REQUIREMENTS.
Go through the listing and set it down exactly, leaving out its pictures.

::::::

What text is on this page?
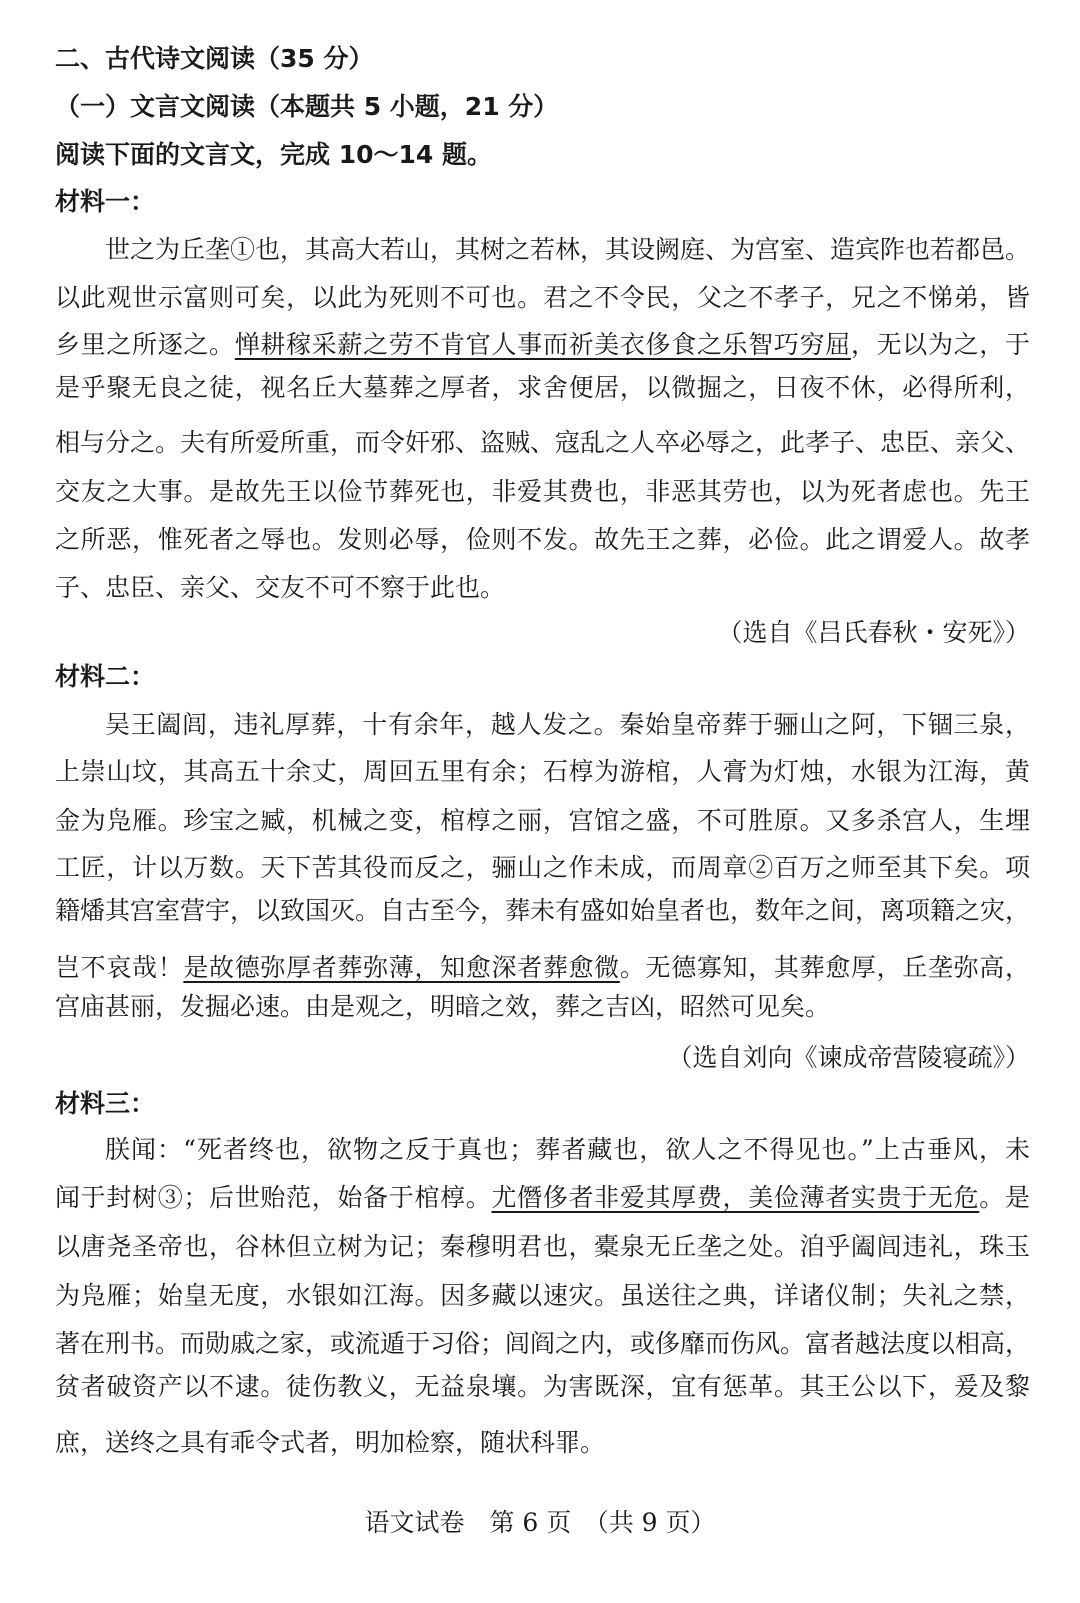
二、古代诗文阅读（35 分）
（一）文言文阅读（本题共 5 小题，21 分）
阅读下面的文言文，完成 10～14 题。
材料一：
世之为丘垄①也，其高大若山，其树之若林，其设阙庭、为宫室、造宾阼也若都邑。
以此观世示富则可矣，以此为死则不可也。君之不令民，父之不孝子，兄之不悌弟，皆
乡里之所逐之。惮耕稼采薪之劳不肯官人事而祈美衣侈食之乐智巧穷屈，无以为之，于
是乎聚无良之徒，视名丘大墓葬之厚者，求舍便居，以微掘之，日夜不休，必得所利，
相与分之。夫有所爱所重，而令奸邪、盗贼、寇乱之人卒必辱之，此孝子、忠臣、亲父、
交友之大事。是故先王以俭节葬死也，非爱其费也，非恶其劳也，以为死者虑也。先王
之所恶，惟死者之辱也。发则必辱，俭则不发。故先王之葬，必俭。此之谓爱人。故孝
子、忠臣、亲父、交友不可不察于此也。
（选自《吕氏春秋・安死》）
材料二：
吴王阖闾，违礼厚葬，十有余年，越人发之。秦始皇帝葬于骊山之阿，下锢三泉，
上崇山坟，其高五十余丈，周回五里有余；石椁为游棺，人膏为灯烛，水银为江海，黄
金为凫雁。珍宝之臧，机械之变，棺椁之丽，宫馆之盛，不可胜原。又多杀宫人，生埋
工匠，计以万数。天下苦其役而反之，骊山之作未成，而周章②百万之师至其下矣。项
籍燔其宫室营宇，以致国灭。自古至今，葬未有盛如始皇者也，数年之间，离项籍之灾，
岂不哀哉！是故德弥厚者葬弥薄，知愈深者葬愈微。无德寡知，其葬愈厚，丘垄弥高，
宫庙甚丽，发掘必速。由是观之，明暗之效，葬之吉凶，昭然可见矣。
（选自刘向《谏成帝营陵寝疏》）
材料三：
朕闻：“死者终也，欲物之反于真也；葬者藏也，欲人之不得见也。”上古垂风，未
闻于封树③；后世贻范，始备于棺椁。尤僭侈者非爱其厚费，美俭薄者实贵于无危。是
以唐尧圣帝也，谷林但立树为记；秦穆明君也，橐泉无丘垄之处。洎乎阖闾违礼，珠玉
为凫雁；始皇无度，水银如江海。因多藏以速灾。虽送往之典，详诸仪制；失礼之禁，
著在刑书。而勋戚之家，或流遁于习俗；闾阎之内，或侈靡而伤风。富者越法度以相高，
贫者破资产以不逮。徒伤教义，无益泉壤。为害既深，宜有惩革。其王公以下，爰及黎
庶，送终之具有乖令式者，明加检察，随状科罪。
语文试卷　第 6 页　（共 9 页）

::::::

THE COMPLETED TASK.
What text is on this page?
二、古代诗文阅读（35 分）
（一）文言文阅读（本题共 5 小题，21 分）
阅读下面的文言文，完成 10～14 题。
材料一：
世之为丘垄①也，其高大若山，其树之若林，其设阙庭、为宫室、造宾阼也若都邑。
以此观世示富则可矣，以此为死则不可也。君之不令民，父之不孝子，兄之不悌弟，皆
乡里之所逐之。惮耕稼采薪之劳不肯官人事而祈美衣侈食之乐智巧穷屈，无以为之，于
是乎聚无良之徒，视名丘大墓葬之厚者，求舍便居，以微掘之，日夜不休，必得所利，
相与分之。夫有所爱所重，而令奸邪、盗贼、寇乱之人卒必辱之，此孝子、忠臣、亲父、
交友之大事。是故先王以俭节葬死也，非爱其费也，非恶其劳也，以为死者虑也。先王
之所恶，惟死者之辱也。发则必辱，俭则不发。故先王之葬，必俭。此之谓爱人。故孝
子、忠臣、亲父、交友不可不察于此也。
（选自《吕氏春秋・安死》）
材料二：
吴王阖闾，违礼厚葬，十有余年，越人发之。秦始皇帝葬于骊山之阿，下锢三泉，
上崇山坟，其高五十余丈，周回五里有余；石椁为游棺，人膏为灯烛，水银为江海，黄
金为凫雁。珍宝之臧，机械之变，棺椁之丽，宫馆之盛，不可胜原。又多杀宫人，生埋
工匠，计以万数。天下苦其役而反之，骊山之作未成，而周章②百万之师至其下矣。项
籍燔其宫室营宇，以致国灭。自古至今，葬未有盛如始皇者也，数年之间，离项籍之灾，
岂不哀哉！是故德弥厚者葬弥薄，知愈深者葬愈微。无德寡知，其葬愈厚，丘垄弥高，
宫庙甚丽，发掘必速。由是观之，明暗之效，葬之吉凶，昭然可见矣。
（选自刘向《谏成帝营陵寝疏》）
材料三：
朕闻：“死者终也，欲物之反于真也；葬者藏也，欲人之不得见也。”上古垂风，未
闻于封树③；后世贻范，始备于棺椁。尤僭侈者非爱其厚费，美俭薄者实贵于无危。是
以唐尧圣帝也，谷林但立树为记；秦穆明君也，橐泉无丘垄之处。洎乎阖闾违礼，珠玉
为凫雁；始皇无度，水银如江海。因多藏以速灾。虽送往之典，详诸仪制；失礼之禁，
著在刑书。而勋戚之家，或流遁于习俗；闾阎之内，或侈靡而伤风。富者越法度以相高，
贫者破资产以不逮。徒伤教义，无益泉壤。为害既深，宜有惩革。其王公以下，爰及黎
庶，送终之具有乖令式者，明加检察，随状科罪。
语文试卷　第 6 页　（共 9 页）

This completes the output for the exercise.